Requirements —
Make an exact copy of the entries below.

Information provided —
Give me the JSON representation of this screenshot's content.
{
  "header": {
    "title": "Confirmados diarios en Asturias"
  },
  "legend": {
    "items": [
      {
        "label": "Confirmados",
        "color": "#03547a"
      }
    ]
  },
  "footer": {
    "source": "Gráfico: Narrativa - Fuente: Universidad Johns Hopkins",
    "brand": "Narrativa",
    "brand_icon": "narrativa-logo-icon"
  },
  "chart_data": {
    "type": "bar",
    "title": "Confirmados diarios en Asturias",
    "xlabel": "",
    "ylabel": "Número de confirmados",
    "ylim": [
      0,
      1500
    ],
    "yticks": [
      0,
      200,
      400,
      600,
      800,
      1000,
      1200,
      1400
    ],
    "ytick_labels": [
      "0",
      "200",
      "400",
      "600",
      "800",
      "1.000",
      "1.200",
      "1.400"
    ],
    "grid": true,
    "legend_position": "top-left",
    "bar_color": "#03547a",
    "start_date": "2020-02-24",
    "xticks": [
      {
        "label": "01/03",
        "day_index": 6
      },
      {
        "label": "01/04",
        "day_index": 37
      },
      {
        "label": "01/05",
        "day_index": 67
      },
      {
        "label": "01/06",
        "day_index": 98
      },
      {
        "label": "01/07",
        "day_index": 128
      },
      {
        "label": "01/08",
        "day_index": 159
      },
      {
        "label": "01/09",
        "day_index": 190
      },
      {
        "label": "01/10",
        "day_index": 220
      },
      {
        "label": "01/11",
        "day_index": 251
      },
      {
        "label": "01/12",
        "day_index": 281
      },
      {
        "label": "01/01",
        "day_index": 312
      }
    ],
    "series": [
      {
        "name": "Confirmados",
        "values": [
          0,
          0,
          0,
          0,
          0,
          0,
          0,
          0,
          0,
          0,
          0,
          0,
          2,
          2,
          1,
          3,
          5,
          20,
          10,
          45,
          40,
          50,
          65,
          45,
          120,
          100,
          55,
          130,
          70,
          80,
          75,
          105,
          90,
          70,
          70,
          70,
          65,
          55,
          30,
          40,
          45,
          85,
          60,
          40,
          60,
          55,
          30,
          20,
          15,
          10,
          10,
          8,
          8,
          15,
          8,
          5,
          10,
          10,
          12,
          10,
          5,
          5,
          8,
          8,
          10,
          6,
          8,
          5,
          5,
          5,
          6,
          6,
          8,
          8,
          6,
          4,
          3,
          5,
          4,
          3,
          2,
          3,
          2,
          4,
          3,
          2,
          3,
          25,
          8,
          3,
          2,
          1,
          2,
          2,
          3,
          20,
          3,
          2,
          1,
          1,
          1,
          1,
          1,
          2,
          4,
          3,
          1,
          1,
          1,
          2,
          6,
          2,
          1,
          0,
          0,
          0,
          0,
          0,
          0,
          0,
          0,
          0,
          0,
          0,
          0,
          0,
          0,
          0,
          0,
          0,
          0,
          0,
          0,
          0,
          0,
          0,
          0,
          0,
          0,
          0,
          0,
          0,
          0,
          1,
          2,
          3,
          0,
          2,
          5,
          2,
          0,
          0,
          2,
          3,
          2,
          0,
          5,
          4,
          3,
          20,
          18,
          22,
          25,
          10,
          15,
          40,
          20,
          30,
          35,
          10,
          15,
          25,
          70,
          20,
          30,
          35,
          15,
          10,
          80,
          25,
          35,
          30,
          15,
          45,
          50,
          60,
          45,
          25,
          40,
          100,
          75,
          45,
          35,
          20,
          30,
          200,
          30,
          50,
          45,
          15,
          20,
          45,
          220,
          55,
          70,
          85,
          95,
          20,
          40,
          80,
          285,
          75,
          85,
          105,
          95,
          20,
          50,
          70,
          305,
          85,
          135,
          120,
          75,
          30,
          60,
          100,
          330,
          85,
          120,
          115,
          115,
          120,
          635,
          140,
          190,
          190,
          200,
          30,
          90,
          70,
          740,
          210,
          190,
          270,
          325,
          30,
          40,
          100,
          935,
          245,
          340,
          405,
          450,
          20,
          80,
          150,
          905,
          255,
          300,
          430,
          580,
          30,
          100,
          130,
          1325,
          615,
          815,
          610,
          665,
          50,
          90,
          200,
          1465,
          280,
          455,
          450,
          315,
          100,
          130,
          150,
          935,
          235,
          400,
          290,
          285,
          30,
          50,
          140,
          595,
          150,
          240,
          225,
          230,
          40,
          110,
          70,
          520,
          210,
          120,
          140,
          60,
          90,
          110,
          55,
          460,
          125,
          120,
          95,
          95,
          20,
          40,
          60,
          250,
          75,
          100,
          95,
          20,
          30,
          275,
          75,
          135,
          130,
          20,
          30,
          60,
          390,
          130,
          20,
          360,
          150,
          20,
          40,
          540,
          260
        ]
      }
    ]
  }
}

Result for this task —
Give me the JSON representation of this screenshot's content.
{
  "header": {
    "title": "Confirmados diarios en Asturias"
  },
  "legend": {
    "items": [
      {
        "label": "Confirmados",
        "color": "#03547a"
      }
    ]
  },
  "footer": {
    "source": "Gráfico: Narrativa - Fuente: Universidad Johns Hopkins",
    "brand": "Narrativa",
    "brand_icon": "narrativa-logo-icon"
  },
  "chart_data": {
    "type": "bar",
    "title": "Confirmados diarios en Asturias",
    "xlabel": "",
    "ylabel": "Número de confirmados",
    "ylim": [
      0,
      1500
    ],
    "yticks": [
      0,
      200,
      400,
      600,
      800,
      1000,
      1200,
      1400
    ],
    "ytick_labels": [
      "0",
      "200",
      "400",
      "600",
      "800",
      "1.000",
      "1.200",
      "1.400"
    ],
    "grid": true,
    "legend_position": "top-left",
    "bar_color": "#03547a",
    "start_date": "2020-02-24",
    "xticks": [
      {
        "label": "01/03",
        "day_index": 6
      },
      {
        "label": "01/04",
        "day_index": 37
      },
      {
        "label": "01/05",
        "day_index": 67
      },
      {
        "label": "01/06",
        "day_index": 98
      },
      {
        "label": "01/07",
        "day_index": 128
      },
      {
        "label": "01/08",
        "day_index": 159
      },
      {
        "label": "01/09",
        "day_index": 190
      },
      {
        "label": "01/10",
        "day_index": 220
      },
      {
        "label": "01/11",
        "day_index": 251
      },
      {
        "label": "01/12",
        "day_index": 281
      },
      {
        "label": "01/01",
        "day_index": 312
      }
    ],
    "series": [
      {
        "name": "Confirmados",
        "values": [
          0,
          0,
          0,
          0,
          0,
          0,
          0,
          0,
          0,
          0,
          0,
          0,
          2,
          2,
          1,
          3,
          5,
          20,
          10,
          45,
          40,
          50,
          65,
          45,
          120,
          100,
          55,
          130,
          70,
          80,
          75,
          105,
          90,
          70,
          70,
          70,
          65,
          55,
          30,
          40,
          45,
          85,
          60,
          40,
          60,
          55,
          30,
          20,
          15,
          10,
          10,
          8,
          8,
          15,
          8,
          5,
          10,
          10,
          12,
          10,
          5,
          5,
          8,
          8,
          10,
          6,
          8,
          5,
          5,
          5,
          6,
          6,
          8,
          8,
          6,
          4,
          3,
          5,
          4,
          3,
          2,
          3,
          2,
          4,
          3,
          2,
          3,
          25,
          8,
          3,
          2,
          1,
          2,
          2,
          3,
          20,
          3,
          2,
          1,
          1,
          1,
          1,
          1,
          2,
          4,
          3,
          1,
          1,
          1,
          2,
          6,
          2,
          1,
          0,
          0,
          0,
          0,
          0,
          0,
          0,
          0,
          0,
          0,
          0,
          0,
          0,
          0,
          0,
          0,
          0,
          0,
          0,
          0,
          0,
          0,
          0,
          0,
          0,
          0,
          0,
          0,
          0,
          0,
          1,
          2,
          3,
          0,
          2,
          5,
          2,
          0,
          0,
          2,
          3,
          2,
          0,
          5,
          4,
          3,
          20,
          18,
          22,
          25,
          10,
          15,
          40,
          20,
          30,
          35,
          10,
          15,
          25,
          70,
          20,
          30,
          35,
          15,
          10,
          80,
          25,
          35,
          30,
          15,
          45,
          50,
          60,
          45,
          25,
          40,
          100,
          75,
          45,
          35,
          20,
          30,
          200,
          30,
          50,
          45,
          15,
          20,
          45,
          220,
          55,
          70,
          85,
          95,
          20,
          40,
          80,
          285,
          75,
          85,
          105,
          95,
          20,
          50,
          70,
          305,
          85,
          135,
          120,
          75,
          30,
          60,
          100,
          330,
          85,
          120,
          115,
          115,
          120,
          635,
          140,
          190,
          190,
          200,
          30,
          90,
          70,
          740,
          210,
          190,
          270,
          325,
          30,
          40,
          100,
          935,
          245,
          340,
          405,
          450,
          20,
          80,
          150,
          905,
          255,
          300,
          430,
          580,
          30,
          100,
          130,
          1325,
          615,
          815,
          610,
          665,
          50,
          90,
          200,
          1465,
          280,
          455,
          450,
          315,
          100,
          130,
          150,
          935,
          235,
          400,
          290,
          285,
          30,
          50,
          140,
          595,
          150,
          240,
          225,
          230,
          40,
          110,
          70,
          520,
          210,
          120,
          140,
          60,
          90,
          110,
          55,
          460,
          125,
          120,
          95,
          95,
          20,
          40,
          60,
          250,
          75,
          100,
          95,
          20,
          30,
          275,
          75,
          135,
          130,
          20,
          30,
          60,
          390,
          130,
          20,
          360,
          150,
          20,
          40,
          540,
          260
        ]
      }
    ]
  }
}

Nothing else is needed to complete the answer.